Asia - Indonesia to slaughter chickens, pigs in bird flu affected areas
Published:July 21, 2005
Source :China View
The Indonesian government will slaughter all chickens and pigs in areas affected by bird flu outbreaks in the next three days, including two provinces of North Sumatra and Jambi in Sumatra island which have been affected since one month ago, a minister said here Thursday.
The government would beef up surveillance over the poultry being traded in order to prevent spreading of the disease, Health Minister Siti Fadilah Supari said.
"The formula to prevent the spread of the bird flu in the affected areas is by eradicating the poultry up to the radius of 15 kilometers, including in North Sumatra province, Jambi provinceand Tanggerang (an outskirts of Jakarta)," said Fadilah.
She attributed the current outbreaks of the epidemic to the fact that the authorities did not totally kill all chickens and pigs contaminated by the H5N1 virus that appeared in 2003 in 20 provinces throughout the country.
In the light of the deaths of thousands of chickens in the town of Sukabumi, West Java province, Fadilah could not confirm that it was caused by the H5N1 virus.
Regarding to the death of three persons from a family in Tanggerang, the minister said that the authorities had not found out how the victims got infected, but she said that there is a possibility that the victims were infected in the town, as not all the pigs which had the virus in late February and April in an area of 15 kilometers from his residence were destroyed.
The minister said that the blood samples of 315 people who had contact with the family were tested negative.
On the same occasion, the World Health Organization representative George Peterson said that it is not possible that the virus could spread out of the family cluster, as he had seen it in Vietnam and Thailand.
"We have not seen any infection spreading outside the influence family contact. It is not human-to-human transmission," he said.
The bird flu virus, which hit Asia in late 2003, has previously killed 40 people in Vietnam, half of them since December, 12 in Thailand and four Cambodians.
Health authorities fear the virus will mutate and become easily passed between humans, causing a global pandemic.
Last month, Indonesia reported its first human case in a poultry worker, but the man did not develop symptoms and is healthy.

**Recorded data:**
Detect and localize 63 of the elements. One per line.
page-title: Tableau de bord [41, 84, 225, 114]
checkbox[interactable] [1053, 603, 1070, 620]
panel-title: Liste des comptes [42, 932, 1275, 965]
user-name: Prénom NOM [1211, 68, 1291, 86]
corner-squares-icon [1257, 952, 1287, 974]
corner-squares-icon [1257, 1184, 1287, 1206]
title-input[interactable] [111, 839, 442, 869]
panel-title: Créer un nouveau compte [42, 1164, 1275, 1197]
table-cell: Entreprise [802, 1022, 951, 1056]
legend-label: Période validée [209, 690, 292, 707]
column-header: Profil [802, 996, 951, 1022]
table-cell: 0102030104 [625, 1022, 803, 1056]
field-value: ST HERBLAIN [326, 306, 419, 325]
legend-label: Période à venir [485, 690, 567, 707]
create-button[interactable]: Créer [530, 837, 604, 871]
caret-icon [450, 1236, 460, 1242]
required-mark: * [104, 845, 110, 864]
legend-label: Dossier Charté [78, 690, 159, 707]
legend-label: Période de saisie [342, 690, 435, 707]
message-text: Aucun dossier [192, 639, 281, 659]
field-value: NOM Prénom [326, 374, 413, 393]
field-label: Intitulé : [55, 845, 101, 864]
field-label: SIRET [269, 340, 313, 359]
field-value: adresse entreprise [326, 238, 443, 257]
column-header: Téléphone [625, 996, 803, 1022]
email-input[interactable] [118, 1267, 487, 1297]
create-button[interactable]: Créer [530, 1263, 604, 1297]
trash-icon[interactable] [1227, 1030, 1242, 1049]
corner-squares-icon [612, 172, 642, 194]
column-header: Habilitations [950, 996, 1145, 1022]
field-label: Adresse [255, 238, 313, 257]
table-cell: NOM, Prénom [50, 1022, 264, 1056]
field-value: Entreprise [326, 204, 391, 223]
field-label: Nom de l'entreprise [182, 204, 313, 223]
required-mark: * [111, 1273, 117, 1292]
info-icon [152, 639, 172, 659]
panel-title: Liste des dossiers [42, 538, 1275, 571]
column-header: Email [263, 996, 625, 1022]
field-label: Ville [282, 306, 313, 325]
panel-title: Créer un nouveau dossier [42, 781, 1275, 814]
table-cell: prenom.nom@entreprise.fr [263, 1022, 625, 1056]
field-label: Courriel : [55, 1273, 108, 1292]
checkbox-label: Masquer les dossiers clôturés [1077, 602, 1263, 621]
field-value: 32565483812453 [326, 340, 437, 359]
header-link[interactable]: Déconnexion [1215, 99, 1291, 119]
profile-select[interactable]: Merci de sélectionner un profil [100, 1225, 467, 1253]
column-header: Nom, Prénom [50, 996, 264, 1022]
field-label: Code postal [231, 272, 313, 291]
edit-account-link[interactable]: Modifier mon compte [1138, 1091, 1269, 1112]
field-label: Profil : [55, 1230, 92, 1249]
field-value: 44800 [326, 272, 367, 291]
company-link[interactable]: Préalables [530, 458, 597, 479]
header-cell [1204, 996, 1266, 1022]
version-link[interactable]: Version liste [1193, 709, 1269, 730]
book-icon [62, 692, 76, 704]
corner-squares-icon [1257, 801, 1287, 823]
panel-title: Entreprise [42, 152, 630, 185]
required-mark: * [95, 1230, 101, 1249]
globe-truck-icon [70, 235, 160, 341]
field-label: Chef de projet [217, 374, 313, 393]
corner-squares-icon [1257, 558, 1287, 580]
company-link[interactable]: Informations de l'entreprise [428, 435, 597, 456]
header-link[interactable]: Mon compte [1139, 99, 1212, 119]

**Task item A:** According to the bird flu article, how many people who had contact with the family in Tanggerang had blood samples that tested negative?
**Task item B:** Decide whether each statement agrees with the bird flu article: (i) The government will slaughter the chickens and pigs in the affected areas within the next three days. (ii) Fadilah confirmed that the H5N1 virus caused the deaths of thousands of chickens in Sukabumi. (iii) The poultry worker who was Indonesia's first human case developed symptoms.

**Task result A:** 315 people.

**Task result B:**
(i) Yes: "in the next three days"
(ii) No: "Fadilah could not confirm that it was caused by the H5N1 virus"
(iii) No: "the man did not develop symptoms and is healthy"